§ **Problem to solve**
Look through the data below and return each line where "that" appears.

───── Dataset extract ─────

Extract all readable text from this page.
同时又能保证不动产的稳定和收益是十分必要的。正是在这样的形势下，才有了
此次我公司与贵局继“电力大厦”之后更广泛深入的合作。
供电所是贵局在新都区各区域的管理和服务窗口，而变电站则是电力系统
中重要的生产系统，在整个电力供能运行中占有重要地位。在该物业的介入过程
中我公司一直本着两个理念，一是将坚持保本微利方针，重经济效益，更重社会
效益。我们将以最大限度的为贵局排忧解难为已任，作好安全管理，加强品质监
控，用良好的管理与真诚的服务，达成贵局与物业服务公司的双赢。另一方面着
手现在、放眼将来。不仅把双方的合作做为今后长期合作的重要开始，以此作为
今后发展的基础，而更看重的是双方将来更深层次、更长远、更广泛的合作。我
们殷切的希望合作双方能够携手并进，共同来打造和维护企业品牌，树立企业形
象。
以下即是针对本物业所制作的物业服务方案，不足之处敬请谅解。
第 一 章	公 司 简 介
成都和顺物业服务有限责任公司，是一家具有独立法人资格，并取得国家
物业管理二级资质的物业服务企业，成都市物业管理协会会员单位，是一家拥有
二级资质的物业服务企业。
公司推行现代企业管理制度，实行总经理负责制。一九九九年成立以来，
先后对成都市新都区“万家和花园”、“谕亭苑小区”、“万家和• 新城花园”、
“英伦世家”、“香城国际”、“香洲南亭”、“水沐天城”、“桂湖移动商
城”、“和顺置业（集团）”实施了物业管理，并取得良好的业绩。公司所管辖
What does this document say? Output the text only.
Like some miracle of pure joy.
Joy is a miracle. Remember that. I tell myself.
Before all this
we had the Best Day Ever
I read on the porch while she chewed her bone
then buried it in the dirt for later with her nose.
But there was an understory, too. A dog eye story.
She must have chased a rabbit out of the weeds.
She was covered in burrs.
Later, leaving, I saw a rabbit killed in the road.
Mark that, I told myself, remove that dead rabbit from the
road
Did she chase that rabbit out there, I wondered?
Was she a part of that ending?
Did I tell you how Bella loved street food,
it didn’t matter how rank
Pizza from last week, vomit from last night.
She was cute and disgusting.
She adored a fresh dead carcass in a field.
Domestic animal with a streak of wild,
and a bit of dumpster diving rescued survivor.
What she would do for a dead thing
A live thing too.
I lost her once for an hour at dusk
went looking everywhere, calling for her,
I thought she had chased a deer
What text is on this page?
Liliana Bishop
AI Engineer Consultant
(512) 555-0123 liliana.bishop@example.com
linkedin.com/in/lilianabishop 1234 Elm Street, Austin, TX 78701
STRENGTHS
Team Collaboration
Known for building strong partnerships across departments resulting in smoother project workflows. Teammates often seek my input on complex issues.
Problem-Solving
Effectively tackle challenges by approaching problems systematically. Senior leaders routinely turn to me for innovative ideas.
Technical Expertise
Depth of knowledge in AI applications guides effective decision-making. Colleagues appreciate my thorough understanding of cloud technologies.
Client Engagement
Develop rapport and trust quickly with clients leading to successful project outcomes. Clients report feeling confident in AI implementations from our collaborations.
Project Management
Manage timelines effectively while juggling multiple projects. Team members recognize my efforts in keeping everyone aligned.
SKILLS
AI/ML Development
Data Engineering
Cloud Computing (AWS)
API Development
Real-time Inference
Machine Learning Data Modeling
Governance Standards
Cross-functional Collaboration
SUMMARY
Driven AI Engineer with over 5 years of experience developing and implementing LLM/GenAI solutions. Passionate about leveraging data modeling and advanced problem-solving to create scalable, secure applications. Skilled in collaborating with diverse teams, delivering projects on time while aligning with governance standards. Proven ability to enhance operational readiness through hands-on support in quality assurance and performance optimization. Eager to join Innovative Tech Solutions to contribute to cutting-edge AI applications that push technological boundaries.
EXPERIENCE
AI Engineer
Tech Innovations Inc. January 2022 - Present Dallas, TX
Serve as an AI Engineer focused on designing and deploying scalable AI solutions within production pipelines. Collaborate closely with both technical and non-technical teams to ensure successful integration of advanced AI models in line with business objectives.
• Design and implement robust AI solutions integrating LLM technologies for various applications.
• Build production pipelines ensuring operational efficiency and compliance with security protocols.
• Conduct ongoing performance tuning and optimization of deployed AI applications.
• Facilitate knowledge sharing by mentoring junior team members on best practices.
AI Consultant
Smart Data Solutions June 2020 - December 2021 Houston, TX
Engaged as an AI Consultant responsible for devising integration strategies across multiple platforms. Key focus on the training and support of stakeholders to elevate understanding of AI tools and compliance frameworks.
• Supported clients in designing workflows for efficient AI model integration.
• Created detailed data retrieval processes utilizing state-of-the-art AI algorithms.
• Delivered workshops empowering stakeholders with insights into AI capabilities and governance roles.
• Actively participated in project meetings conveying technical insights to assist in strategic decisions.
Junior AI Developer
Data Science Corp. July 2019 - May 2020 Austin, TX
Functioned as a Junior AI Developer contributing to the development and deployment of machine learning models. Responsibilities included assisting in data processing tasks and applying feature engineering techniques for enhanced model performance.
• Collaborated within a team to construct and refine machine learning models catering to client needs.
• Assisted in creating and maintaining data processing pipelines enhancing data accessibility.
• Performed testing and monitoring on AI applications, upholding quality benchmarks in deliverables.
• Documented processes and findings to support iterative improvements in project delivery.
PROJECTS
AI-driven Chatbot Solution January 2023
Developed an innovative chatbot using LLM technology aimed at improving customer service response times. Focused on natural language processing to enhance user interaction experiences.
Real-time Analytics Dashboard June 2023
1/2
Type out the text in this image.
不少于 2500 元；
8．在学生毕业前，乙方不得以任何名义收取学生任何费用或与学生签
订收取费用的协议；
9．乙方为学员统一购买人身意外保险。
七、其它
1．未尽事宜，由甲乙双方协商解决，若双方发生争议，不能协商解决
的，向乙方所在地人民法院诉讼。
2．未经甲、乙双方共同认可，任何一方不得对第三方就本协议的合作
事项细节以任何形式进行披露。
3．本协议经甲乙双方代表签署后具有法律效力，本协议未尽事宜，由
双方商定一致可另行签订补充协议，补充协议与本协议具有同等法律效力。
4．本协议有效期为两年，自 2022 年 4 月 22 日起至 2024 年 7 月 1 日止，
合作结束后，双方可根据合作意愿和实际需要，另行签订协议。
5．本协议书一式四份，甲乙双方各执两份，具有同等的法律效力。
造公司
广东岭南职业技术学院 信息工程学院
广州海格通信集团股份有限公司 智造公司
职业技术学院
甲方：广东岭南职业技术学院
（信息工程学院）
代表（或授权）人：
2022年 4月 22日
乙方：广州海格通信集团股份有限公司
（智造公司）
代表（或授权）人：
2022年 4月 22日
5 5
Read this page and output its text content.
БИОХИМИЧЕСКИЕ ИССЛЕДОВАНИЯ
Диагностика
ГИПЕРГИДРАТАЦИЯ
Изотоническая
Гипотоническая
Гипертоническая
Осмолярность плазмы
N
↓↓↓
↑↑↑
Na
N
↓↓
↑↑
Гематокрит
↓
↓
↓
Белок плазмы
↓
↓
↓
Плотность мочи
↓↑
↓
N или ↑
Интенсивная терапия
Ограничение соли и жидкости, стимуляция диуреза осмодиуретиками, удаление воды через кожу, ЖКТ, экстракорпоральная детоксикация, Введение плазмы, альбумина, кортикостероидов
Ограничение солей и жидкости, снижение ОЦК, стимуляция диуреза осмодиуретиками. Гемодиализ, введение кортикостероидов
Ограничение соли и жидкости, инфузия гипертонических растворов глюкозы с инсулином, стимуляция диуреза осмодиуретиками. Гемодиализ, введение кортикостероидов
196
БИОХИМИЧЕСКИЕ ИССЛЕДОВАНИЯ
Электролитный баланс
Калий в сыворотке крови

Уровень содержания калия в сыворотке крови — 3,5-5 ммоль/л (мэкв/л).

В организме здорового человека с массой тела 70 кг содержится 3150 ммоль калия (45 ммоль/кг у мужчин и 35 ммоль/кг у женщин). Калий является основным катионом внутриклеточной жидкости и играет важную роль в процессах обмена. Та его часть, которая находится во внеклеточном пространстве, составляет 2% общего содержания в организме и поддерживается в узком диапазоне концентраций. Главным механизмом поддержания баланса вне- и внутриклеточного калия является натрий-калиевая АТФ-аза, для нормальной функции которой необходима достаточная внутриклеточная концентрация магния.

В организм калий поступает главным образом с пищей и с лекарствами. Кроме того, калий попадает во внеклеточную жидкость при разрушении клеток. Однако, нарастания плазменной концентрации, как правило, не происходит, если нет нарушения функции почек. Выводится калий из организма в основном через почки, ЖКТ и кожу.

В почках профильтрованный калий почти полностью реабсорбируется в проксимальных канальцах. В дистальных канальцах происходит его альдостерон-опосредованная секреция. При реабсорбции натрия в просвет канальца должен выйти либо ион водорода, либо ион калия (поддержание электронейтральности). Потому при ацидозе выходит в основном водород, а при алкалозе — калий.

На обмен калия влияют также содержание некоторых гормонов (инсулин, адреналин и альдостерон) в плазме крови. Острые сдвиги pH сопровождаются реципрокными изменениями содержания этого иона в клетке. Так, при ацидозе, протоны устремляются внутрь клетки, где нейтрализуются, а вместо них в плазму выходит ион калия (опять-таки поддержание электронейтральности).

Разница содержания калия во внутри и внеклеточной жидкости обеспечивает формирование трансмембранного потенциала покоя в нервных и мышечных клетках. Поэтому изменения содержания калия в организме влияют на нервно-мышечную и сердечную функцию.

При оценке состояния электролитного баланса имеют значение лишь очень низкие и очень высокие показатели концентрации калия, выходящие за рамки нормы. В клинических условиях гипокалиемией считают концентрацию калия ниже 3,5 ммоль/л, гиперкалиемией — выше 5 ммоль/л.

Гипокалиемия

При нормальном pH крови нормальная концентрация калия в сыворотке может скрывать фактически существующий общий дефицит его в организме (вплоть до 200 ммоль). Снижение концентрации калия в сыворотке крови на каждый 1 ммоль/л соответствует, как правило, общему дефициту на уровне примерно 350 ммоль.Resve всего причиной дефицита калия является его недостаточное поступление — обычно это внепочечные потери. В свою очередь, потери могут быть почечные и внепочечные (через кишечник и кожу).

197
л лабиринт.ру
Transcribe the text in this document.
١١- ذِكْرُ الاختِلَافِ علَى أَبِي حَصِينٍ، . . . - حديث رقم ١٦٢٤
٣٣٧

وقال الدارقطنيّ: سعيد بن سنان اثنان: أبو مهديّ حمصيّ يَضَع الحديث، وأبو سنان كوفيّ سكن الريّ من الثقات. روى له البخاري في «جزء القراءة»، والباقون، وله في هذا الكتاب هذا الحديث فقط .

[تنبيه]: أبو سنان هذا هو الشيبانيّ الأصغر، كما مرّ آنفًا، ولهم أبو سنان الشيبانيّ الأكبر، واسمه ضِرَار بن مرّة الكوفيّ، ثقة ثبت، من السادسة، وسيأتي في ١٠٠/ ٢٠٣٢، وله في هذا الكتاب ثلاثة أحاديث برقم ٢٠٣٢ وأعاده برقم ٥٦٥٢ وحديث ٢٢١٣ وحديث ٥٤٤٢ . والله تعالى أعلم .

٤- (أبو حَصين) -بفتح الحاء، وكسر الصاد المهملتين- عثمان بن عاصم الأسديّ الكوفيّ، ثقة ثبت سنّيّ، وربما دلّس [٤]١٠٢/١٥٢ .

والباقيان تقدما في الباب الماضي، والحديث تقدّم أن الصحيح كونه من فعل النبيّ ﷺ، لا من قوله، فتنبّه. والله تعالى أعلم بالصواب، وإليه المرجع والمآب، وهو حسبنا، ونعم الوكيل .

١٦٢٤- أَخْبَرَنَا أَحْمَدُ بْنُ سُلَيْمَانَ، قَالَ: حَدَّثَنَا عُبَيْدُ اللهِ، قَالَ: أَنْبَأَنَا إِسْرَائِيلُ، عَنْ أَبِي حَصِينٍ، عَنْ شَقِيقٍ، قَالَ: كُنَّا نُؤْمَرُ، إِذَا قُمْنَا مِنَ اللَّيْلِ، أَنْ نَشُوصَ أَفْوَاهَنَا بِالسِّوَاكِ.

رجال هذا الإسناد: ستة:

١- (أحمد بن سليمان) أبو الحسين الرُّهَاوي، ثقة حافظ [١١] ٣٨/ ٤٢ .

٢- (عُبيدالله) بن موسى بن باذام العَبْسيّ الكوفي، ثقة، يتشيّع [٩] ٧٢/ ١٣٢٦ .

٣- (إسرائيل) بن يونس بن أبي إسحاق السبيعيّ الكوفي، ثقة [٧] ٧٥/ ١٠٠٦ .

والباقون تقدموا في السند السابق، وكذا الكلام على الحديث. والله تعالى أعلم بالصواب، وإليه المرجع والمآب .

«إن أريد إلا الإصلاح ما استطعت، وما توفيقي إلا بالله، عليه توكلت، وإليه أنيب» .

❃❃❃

─────

§ **In response**
Joy is a miracle. Remember that. I tell myself.
Mark that, I told myself, remove that dead rabbit from the
Did she chase that rabbit out there, I wondered?
Was she a part of that ending?
Driven AI Engineer with over 5 years of experience developing and implementing LLM/GenAI solutions. Passionate about leveraging data modeling and advanced problem-solving to create scalable, secure applications. Skilled in collaborating with diverse teams, delivering projects on time while aligning with governance standards. Proven ability to enhance operational readiness through hands-on support in quality assurance and performance optimization. Eager to join Innovative Tech Solutions to contribute to cutting-edge AI applications that push technological boundaries.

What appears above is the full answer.